EXERCISE INSTRUCTIONS.
Print all the entries verbatim.
─── THE DATA
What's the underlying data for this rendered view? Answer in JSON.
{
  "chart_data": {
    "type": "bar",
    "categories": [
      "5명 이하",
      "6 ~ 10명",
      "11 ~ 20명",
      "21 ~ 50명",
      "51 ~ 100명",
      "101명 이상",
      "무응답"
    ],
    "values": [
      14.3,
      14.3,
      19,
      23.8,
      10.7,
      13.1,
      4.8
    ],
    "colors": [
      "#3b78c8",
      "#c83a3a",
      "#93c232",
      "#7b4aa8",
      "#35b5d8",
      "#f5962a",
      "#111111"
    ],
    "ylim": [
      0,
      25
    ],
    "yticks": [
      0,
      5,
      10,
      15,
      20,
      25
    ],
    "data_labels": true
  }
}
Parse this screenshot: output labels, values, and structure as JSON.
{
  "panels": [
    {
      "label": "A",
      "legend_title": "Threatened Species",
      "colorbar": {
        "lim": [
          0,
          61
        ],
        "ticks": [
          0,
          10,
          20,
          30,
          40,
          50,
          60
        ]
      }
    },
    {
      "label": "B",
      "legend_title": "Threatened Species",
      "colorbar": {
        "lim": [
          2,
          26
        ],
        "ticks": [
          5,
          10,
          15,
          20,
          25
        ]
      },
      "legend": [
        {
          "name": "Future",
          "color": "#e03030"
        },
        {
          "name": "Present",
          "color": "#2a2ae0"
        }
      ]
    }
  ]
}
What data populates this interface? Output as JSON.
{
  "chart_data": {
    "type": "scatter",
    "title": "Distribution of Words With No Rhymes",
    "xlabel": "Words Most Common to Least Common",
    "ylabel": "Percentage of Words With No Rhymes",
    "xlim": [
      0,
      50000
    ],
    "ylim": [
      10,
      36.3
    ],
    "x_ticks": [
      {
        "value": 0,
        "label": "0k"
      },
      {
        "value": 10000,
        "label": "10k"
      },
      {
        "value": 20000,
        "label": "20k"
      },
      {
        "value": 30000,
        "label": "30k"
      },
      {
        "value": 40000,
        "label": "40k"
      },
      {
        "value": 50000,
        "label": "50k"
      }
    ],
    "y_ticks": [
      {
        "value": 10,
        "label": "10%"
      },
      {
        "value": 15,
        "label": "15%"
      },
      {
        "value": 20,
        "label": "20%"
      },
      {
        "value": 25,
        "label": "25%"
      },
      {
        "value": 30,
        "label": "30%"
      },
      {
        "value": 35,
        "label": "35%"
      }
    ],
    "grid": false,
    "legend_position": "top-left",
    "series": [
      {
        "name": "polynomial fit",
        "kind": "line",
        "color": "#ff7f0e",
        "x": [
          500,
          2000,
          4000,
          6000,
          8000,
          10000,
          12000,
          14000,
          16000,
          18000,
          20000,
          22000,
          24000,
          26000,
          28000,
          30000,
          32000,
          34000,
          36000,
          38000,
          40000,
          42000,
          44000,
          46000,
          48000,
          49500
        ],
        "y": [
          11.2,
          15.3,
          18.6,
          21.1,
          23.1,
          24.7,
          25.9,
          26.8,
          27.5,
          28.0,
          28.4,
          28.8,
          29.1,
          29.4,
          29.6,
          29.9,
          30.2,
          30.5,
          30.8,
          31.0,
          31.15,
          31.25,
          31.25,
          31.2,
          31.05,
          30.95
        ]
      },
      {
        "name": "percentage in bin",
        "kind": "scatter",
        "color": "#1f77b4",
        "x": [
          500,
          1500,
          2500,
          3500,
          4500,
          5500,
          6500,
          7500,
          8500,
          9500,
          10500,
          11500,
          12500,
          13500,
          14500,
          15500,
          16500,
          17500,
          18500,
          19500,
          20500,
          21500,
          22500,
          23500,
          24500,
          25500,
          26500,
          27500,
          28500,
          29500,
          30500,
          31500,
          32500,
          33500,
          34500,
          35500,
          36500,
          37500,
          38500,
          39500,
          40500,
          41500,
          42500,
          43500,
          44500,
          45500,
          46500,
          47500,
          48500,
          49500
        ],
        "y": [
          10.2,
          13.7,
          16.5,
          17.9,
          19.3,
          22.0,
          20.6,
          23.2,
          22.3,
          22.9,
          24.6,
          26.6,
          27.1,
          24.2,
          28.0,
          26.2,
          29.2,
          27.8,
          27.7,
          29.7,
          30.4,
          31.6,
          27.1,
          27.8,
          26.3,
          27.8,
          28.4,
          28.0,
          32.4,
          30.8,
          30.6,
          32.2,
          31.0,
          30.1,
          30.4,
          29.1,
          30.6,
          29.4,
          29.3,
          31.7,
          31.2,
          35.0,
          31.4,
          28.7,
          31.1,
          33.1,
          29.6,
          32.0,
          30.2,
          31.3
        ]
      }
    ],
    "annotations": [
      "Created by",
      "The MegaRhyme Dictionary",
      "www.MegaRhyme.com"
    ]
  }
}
──────
WORKED SOLUTION.
What's the underlying data for this rendered view? Answer in JSON.
{
  "chart_data": {
    "type": "bar",
    "categories": [
      "5명 이하",
      "6 ~ 10명",
      "11 ~ 20명",
      "21 ~ 50명",
      "51 ~ 100명",
      "101명 이상",
      "무응답"
    ],
    "values": [
      14.3,
      14.3,
      19,
      23.8,
      10.7,
      13.1,
      4.8
    ],
    "colors": [
      "#3b78c8",
      "#c83a3a",
      "#93c232",
      "#7b4aa8",
      "#35b5d8",
      "#f5962a",
      "#111111"
    ],
    "ylim": [
      0,
      25
    ],
    "yticks": [
      0,
      5,
      10,
      15,
      20,
      25
    ],
    "data_labels": true
  }
}
Parse this screenshot: output labels, values, and structure as JSON.
{
  "panels": [
    {
      "label": "A",
      "legend_title": "Threatened Species",
      "colorbar": {
        "lim": [
          0,
          61
        ],
        "ticks": [
          0,
          10,
          20,
          30,
          40,
          50,
          60
        ]
      }
    },
    {
      "label": "B",
      "legend_title": "Threatened Species",
      "colorbar": {
        "lim": [
          2,
          26
        ],
        "ticks": [
          5,
          10,
          15,
          20,
          25
        ]
      },
      "legend": [
        {
          "name": "Future",
          "color": "#e03030"
        },
        {
          "name": "Present",
          "color": "#2a2ae0"
        }
      ]
    }
  ]
}
What data populates this interface? Output as JSON.
{
  "chart_data": {
    "type": "scatter",
    "title": "Distribution of Words With No Rhymes",
    "xlabel": "Words Most Common to Least Common",
    "ylabel": "Percentage of Words With No Rhymes",
    "xlim": [
      0,
      50000
    ],
    "ylim": [
      10,
      36.3
    ],
    "x_ticks": [
      {
        "value": 0,
        "label": "0k"
      },
      {
        "value": 10000,
        "label": "10k"
      },
      {
        "value": 20000,
        "label": "20k"
      },
      {
        "value": 30000,
        "label": "30k"
      },
      {
        "value": 40000,
        "label": "40k"
      },
      {
        "value": 50000,
        "label": "50k"
      }
    ],
    "y_ticks": [
      {
        "value": 10,
        "label": "10%"
      },
      {
        "value": 15,
        "label": "15%"
      },
      {
        "value": 20,
        "label": "20%"
      },
      {
        "value": 25,
        "label": "25%"
      },
      {
        "value": 30,
        "label": "30%"
      },
      {
        "value": 35,
        "label": "35%"
      }
    ],
    "grid": false,
    "legend_position": "top-left",
    "series": [
      {
        "name": "polynomial fit",
        "kind": "line",
        "color": "#ff7f0e",
        "x": [
          500,
          2000,
          4000,
          6000,
          8000,
          10000,
          12000,
          14000,
          16000,
          18000,
          20000,
          22000,
          24000,
          26000,
          28000,
          30000,
          32000,
          34000,
          36000,
          38000,
          40000,
          42000,
          44000,
          46000,
          48000,
          49500
        ],
        "y": [
          11.2,
          15.3,
          18.6,
          21.1,
          23.1,
          24.7,
          25.9,
          26.8,
          27.5,
          28.0,
          28.4,
          28.8,
          29.1,
          29.4,
          29.6,
          29.9,
          30.2,
          30.5,
          30.8,
          31.0,
          31.15,
          31.25,
          31.25,
          31.2,
          31.05,
          30.95
        ]
      },
      {
        "name": "percentage in bin",
        "kind": "scatter",
        "color": "#1f77b4",
        "x": [
          500,
          1500,
          2500,
          3500,
          4500,
          5500,
          6500,
          7500,
          8500,
          9500,
          10500,
          11500,
          12500,
          13500,
          14500,
          15500,
          16500,
          17500,
          18500,
          19500,
          20500,
          21500,
          22500,
          23500,
          24500,
          25500,
          26500,
          27500,
          28500,
          29500,
          30500,
          31500,
          32500,
          33500,
          34500,
          35500,
          36500,
          37500,
          38500,
          39500,
          40500,
          41500,
          42500,
          43500,
          44500,
          45500,
          46500,
          47500,
          48500,
          49500
        ],
        "y": [
          10.2,
          13.7,
          16.5,
          17.9,
          19.3,
          22.0,
          20.6,
          23.2,
          22.3,
          22.9,
          24.6,
          26.6,
          27.1,
          24.2,
          28.0,
          26.2,
          29.2,
          27.8,
          27.7,
          29.7,
          30.4,
          31.6,
          27.1,
          27.8,
          26.3,
          27.8,
          28.4,
          28.0,
          32.4,
          30.8,
          30.6,
          32.2,
          31.0,
          30.1,
          30.4,
          29.1,
          30.6,
          29.4,
          29.3,
          31.7,
          31.2,
          35.0,
          31.4,
          28.7,
          31.1,
          33.1,
          29.6,
          32.0,
          30.2,
          31.3
        ]
      }
    ],
    "annotations": [
      "Created by",
      "The MegaRhyme Dictionary",
      "www.MegaRhyme.com"
    ]
  }
}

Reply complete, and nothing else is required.